Supplied passage:
::::

With mad cow disease making headlines of late, a push is on worldwide to track all beef cattle from cradle to grave, literally. But with only one billion or so cattle worldwide at any give time, there is not enough volume to drive the prices associated with RFID to commodity levels.
“This will definitely help spur adoption,” said Christopher Boone, a program manager at IDC. “I don’t know if it’s the tipping point. But it moves us closer in the direction of getting there.”
Confirmation last month of the single case of mad cow or bovine spongiform encephalopathy (BSE), a brain-wasting disease transferable to humans through the consumption of infected meat, has sped up the U.S. Department of Agriculture’s efforts to institute a nationwide tracking system. But there probably aren’t enough cattle around to drive down the cost of tags, readers and the associated systems to a point where RFID would become as common or replace bar codes, said Barry Bennett, CEO of Advanced ID an RFID animal tracking company in Calgary, Canada.
Even with major retailers like Wal-Mart and huge commodities consumers like the Department of Defense calling for RFID tracking of shipments by January 2005, and huge companies like Boeing using RFID, selling enough RFID tags to get prices in the pennies-per-tag range is still a ways off.
Boone estimates, based on his research and reading, that demand for tags would have to be upward of 30 billion per year before the technology becomes commoditized. Adding one billion cattle to the mix certainly moves things in the right direction, but it’s not enough to tip the scales at this point in time, he said.

::::

Excerpts from a dataset:
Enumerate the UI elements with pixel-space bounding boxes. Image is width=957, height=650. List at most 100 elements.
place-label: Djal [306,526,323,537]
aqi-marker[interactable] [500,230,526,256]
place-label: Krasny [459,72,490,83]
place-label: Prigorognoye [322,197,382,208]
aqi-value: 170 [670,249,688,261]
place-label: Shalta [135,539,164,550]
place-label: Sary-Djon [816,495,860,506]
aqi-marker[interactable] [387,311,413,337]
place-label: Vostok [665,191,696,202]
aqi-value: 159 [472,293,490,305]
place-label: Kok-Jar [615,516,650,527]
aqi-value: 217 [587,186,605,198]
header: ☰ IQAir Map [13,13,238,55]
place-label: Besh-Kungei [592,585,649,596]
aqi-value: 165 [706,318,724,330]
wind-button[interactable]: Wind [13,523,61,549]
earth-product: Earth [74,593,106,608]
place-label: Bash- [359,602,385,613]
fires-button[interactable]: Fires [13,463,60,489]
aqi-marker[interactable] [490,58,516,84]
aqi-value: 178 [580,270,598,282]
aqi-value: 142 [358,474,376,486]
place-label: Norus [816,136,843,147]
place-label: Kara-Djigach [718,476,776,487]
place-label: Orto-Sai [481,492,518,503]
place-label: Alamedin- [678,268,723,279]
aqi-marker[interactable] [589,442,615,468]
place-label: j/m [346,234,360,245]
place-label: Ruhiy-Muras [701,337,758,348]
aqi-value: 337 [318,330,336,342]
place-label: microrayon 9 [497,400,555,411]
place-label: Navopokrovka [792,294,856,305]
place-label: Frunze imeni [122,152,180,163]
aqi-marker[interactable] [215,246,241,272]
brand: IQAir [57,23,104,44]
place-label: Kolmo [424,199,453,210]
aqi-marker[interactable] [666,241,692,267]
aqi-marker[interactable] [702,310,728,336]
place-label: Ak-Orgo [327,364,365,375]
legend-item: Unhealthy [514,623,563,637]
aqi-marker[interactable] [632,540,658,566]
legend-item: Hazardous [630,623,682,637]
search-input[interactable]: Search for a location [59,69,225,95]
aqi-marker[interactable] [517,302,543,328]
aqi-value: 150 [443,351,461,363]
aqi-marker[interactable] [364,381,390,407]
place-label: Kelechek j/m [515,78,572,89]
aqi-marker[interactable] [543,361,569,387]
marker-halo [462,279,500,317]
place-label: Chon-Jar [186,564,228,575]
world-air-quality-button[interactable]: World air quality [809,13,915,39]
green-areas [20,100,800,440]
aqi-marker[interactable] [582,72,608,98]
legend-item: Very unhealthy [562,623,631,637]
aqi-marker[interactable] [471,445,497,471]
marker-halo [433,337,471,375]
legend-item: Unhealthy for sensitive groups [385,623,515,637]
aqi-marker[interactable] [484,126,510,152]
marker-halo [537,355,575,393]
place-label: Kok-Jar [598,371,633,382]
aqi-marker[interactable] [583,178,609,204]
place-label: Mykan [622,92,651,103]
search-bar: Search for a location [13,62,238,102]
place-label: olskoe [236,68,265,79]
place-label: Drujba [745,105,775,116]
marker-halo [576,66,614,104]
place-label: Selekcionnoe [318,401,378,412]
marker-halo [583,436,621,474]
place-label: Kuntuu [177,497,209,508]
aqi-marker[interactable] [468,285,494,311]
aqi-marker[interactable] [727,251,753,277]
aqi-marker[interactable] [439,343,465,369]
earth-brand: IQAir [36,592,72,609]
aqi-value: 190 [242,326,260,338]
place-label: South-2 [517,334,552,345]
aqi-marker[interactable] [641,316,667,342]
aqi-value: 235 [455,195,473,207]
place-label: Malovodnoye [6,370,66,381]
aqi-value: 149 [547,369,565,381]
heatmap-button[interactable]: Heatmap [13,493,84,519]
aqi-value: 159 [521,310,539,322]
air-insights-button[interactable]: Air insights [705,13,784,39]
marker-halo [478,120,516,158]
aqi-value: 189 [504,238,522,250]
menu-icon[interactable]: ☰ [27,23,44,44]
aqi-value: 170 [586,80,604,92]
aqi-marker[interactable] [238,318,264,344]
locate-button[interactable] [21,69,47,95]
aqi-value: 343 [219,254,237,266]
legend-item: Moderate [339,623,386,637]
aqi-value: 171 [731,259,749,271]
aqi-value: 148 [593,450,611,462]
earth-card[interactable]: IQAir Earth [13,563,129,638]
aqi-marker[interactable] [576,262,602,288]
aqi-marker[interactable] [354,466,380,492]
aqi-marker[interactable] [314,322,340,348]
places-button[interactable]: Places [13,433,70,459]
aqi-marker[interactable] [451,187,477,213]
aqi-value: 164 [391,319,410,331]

::::

Exercise tasks:
(1) In the passage on RFID cattle tracking, how many tags per year does Boone estimate demand must reach before the technology becomes commoditized?
(2) Write out the part of the passage on RFID cattle tracking starting with "Even with major" and going on through "time, he said.".

Responses in order:
(1) Upward of 30 billion tags per year.

(2)
Even with major retailers like Wal-Mart and huge commodities consumers like the Department of Defense calling for RFID tracking of shipments by January 2005, and huge companies like Boeing using RFID, selling enough RFID tags to get prices in the pennies-per-tag range is still a ways off.
Boone estimates, based on his research and reading, that demand for tags would have to be upward of 30 billion per year before the technology becomes commoditized. Adding one billion cattle to the mix certainly moves things in the right direction, but it’s not enough to tip the scales at this point in time, he said.